§ Do this
Copy all the entries word for word, but omit the pictures.

§ Lines of data
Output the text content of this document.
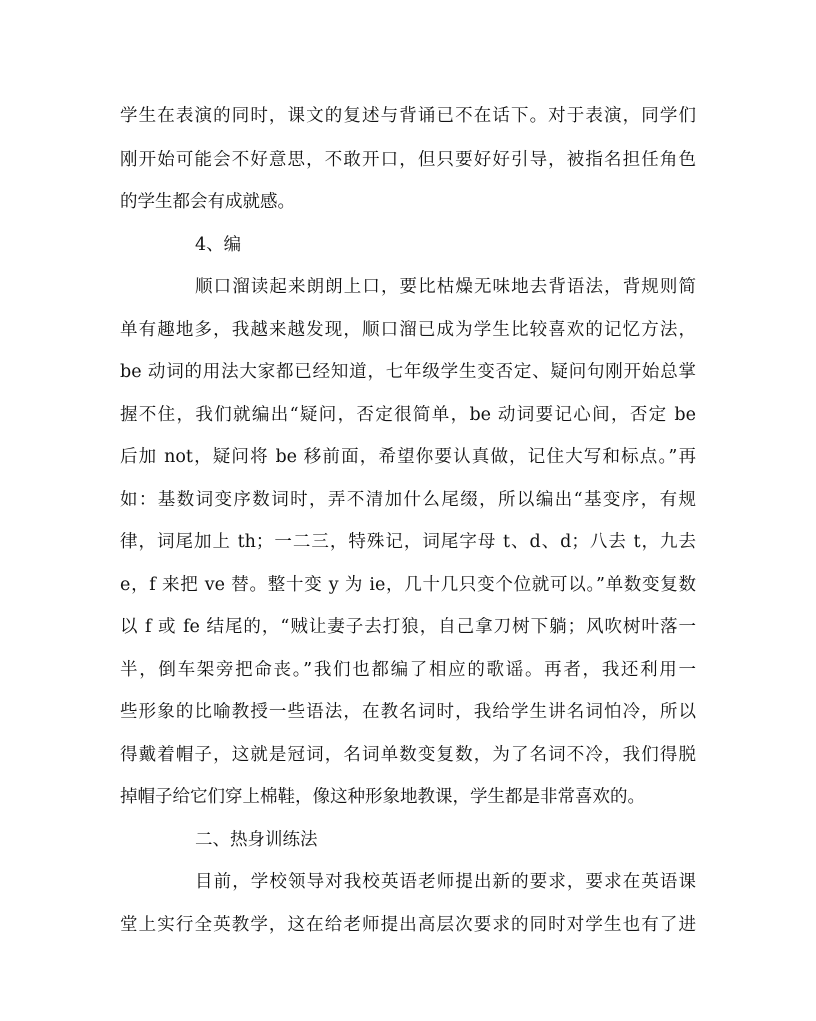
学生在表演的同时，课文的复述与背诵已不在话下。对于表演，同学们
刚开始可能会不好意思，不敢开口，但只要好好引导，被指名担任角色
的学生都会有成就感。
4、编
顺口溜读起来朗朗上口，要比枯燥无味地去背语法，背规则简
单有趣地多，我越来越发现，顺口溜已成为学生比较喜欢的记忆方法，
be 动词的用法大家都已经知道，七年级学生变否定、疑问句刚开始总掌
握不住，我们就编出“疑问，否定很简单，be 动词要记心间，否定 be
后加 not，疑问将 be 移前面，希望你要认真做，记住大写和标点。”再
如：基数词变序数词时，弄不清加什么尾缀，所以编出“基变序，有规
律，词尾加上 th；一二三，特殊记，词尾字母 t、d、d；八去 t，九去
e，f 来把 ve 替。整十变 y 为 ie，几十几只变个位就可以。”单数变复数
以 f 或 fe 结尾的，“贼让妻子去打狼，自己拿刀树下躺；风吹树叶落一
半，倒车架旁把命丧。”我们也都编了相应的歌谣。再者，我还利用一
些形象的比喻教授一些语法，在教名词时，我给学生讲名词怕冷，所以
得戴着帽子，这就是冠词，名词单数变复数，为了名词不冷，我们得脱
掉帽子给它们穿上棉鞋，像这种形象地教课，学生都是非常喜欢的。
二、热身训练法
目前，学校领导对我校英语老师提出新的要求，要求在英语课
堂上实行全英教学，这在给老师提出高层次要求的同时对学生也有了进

§ Output for this exercise
Output the text content of this document.
学生在表演的同时，课文的复述与背诵已不在话下。对于表演，同学们
刚开始可能会不好意思，不敢开口，但只要好好引导，被指名担任角色
的学生都会有成就感。
4、编
顺口溜读起来朗朗上口，要比枯燥无味地去背语法，背规则简
单有趣地多，我越来越发现，顺口溜已成为学生比较喜欢的记忆方法，
be 动词的用法大家都已经知道，七年级学生变否定、疑问句刚开始总掌
握不住，我们就编出“疑问，否定很简单，be 动词要记心间，否定 be
后加 not，疑问将 be 移前面，希望你要认真做，记住大写和标点。”再
如：基数词变序数词时，弄不清加什么尾缀，所以编出“基变序，有规
律，词尾加上 th；一二三，特殊记，词尾字母 t、d、d；八去 t，九去
e，f 来把 ve 替。整十变 y 为 ie，几十几只变个位就可以。”单数变复数
以 f 或 fe 结尾的，“贼让妻子去打狼，自己拿刀树下躺；风吹树叶落一
半，倒车架旁把命丧。”我们也都编了相应的歌谣。再者，我还利用一
些形象的比喻教授一些语法，在教名词时，我给学生讲名词怕冷，所以
得戴着帽子，这就是冠词，名词单数变复数，为了名词不冷，我们得脱
掉帽子给它们穿上棉鞋，像这种形象地教课，学生都是非常喜欢的。
二、热身训练法
目前，学校领导对我校英语老师提出新的要求，要求在英语课
堂上实行全英教学，这在给老师提出高层次要求的同时对学生也有了进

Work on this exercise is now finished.